## WHAT YOU SHOULD DO
From the listing below, select every line where the word "Approved" appears.

***

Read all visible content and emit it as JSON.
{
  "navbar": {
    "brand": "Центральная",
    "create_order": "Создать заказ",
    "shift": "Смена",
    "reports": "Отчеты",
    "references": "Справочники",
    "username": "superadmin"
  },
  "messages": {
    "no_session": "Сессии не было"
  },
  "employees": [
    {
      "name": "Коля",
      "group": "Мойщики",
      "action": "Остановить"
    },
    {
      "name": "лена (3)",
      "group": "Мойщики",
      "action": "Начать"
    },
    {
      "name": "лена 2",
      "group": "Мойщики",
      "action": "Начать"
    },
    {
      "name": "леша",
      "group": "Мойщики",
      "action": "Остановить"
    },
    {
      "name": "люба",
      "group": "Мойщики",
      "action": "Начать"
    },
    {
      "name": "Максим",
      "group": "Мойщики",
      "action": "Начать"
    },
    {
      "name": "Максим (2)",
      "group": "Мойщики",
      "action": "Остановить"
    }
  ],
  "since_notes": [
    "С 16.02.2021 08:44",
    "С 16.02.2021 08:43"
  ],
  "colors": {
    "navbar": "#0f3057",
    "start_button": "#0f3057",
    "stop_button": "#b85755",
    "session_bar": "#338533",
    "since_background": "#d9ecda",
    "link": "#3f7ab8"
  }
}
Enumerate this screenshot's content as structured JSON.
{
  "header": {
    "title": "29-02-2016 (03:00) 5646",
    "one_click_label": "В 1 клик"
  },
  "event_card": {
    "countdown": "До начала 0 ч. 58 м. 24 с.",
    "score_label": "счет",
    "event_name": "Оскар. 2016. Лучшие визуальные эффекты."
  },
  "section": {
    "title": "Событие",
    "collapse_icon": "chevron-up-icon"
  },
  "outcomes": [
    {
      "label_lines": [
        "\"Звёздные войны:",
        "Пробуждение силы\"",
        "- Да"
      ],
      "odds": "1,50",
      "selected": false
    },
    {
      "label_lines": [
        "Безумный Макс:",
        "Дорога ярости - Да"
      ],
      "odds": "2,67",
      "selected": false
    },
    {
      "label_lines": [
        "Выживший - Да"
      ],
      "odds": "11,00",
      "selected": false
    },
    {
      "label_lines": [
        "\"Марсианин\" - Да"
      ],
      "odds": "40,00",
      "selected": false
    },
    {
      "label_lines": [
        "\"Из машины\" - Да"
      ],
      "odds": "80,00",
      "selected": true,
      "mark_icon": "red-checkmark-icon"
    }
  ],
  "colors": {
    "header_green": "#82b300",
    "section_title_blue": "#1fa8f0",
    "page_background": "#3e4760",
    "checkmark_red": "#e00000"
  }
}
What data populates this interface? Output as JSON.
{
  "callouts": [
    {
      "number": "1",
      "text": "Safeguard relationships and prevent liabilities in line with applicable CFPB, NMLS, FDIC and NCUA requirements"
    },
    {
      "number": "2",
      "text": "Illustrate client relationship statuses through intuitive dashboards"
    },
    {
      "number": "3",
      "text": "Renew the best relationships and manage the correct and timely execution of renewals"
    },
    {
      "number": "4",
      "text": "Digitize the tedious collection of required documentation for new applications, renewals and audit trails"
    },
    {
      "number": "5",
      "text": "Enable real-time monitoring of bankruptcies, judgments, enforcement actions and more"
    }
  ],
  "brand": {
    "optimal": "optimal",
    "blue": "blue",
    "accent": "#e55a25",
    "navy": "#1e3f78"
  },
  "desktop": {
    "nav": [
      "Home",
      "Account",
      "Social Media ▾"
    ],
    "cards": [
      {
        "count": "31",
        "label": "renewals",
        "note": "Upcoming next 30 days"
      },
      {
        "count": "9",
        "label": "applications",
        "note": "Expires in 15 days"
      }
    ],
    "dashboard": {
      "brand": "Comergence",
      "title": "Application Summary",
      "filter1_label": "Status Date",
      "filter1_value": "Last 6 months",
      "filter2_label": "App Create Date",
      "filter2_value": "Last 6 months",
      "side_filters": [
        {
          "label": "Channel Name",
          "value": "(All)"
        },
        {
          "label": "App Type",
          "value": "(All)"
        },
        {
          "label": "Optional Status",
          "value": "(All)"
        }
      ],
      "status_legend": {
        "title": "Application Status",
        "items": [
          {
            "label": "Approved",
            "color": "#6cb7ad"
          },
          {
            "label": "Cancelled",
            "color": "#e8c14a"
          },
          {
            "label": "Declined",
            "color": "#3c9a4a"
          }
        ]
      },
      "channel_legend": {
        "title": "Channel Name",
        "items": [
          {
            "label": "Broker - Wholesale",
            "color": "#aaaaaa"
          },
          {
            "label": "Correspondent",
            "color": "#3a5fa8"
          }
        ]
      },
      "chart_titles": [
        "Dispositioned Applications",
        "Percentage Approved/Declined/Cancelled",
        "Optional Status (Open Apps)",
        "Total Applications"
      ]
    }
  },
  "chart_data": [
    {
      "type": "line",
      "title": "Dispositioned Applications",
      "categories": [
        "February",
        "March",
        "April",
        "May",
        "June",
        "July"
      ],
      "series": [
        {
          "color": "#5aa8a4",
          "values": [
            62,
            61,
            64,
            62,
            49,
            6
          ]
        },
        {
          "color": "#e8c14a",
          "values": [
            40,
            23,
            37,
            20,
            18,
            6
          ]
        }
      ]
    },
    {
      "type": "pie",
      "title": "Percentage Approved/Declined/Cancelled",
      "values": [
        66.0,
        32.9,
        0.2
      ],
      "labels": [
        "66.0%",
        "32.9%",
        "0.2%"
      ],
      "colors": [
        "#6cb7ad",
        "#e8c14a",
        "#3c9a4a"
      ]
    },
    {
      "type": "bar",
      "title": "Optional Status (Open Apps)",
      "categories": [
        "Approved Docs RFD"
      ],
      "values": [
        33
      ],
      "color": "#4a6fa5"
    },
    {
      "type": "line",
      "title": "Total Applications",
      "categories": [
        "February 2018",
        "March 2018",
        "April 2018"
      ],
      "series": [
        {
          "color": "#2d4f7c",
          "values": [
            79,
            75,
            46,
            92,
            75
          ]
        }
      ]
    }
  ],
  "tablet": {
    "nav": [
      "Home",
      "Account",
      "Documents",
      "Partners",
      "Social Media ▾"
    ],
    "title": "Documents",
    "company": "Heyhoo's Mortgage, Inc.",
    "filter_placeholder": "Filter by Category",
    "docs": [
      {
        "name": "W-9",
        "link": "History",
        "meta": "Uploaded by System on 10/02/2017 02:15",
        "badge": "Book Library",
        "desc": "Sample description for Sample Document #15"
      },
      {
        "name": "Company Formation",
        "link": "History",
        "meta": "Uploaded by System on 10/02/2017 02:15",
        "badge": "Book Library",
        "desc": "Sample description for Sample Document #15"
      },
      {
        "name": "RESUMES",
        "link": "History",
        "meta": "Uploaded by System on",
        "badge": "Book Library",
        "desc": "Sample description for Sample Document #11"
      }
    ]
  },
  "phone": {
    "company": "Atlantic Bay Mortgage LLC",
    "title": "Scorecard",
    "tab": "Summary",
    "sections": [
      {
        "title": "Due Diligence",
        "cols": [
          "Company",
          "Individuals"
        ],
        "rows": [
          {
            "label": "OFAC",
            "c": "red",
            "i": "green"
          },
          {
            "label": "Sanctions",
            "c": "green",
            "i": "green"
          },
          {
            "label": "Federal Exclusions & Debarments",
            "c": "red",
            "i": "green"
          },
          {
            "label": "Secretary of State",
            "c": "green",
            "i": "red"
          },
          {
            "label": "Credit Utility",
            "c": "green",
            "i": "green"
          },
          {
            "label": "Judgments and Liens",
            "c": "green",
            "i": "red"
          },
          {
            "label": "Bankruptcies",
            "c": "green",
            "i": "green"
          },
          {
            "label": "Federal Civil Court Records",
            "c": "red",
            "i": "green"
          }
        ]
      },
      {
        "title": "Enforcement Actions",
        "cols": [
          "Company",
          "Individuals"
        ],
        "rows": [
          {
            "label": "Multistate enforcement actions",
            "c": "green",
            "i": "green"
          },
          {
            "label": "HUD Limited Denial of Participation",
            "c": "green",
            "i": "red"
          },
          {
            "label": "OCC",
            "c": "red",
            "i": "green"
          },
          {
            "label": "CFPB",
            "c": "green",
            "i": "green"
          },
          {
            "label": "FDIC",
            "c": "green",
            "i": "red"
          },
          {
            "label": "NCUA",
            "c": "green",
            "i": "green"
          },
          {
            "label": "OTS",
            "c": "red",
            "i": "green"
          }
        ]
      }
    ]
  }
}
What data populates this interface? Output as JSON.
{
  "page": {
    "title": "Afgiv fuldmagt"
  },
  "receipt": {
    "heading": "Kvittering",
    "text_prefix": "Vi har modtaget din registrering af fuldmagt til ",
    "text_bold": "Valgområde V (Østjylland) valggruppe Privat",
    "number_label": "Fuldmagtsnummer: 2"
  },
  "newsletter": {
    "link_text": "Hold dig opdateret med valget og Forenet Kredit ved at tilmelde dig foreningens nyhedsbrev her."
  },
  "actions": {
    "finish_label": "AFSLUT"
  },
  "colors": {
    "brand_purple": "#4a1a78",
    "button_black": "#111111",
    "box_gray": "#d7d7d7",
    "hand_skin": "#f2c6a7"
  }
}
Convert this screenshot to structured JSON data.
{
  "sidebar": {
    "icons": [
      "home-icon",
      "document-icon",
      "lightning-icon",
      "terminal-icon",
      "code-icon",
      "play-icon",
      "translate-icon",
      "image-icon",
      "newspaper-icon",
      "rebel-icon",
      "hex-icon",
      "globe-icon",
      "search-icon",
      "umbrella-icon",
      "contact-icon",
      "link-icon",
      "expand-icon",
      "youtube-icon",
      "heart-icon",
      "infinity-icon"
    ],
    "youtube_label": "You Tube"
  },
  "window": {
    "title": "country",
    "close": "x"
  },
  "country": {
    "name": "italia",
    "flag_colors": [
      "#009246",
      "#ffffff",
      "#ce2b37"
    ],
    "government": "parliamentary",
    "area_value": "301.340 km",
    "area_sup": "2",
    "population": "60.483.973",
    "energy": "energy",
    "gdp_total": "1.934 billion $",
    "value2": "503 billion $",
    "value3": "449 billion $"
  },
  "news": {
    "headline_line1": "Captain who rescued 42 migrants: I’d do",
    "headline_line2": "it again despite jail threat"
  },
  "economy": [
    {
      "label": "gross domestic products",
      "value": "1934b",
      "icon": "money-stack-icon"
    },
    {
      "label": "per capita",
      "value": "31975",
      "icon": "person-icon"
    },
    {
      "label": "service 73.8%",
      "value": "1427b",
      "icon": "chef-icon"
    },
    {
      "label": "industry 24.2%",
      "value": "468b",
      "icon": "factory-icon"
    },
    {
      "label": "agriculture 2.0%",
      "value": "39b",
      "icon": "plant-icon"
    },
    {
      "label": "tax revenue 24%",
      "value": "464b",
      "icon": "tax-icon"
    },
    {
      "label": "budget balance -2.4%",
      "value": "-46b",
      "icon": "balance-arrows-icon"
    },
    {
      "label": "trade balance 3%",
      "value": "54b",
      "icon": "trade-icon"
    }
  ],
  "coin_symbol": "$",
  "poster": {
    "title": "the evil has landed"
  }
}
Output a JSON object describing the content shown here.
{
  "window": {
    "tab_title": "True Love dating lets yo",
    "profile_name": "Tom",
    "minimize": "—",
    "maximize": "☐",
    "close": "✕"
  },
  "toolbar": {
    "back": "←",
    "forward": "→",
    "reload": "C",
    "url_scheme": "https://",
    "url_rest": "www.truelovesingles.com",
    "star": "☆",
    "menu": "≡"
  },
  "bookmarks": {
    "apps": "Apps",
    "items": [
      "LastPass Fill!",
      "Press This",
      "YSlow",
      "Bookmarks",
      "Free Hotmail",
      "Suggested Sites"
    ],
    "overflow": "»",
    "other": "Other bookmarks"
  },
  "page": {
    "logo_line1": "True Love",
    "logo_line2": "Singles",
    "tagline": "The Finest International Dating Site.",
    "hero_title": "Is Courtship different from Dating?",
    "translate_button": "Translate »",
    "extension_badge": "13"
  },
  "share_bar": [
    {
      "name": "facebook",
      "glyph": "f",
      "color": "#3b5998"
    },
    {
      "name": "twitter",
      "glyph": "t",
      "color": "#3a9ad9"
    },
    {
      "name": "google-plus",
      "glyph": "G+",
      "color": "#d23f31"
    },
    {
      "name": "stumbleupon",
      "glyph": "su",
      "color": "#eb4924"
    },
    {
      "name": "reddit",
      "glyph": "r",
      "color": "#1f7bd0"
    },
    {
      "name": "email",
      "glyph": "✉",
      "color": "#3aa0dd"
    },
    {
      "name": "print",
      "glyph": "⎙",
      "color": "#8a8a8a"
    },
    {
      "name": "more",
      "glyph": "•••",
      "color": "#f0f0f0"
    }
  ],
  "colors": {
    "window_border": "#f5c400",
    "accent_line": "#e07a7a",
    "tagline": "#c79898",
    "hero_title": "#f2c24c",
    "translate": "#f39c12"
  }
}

***

## SOLUTION TO THIS PROBLEM
            "label": "Approved",
        "Percentage Approved/Declined/Cancelled",
      "title": "Percentage Approved/Declined/Cancelled",
        "Approved Docs RFD"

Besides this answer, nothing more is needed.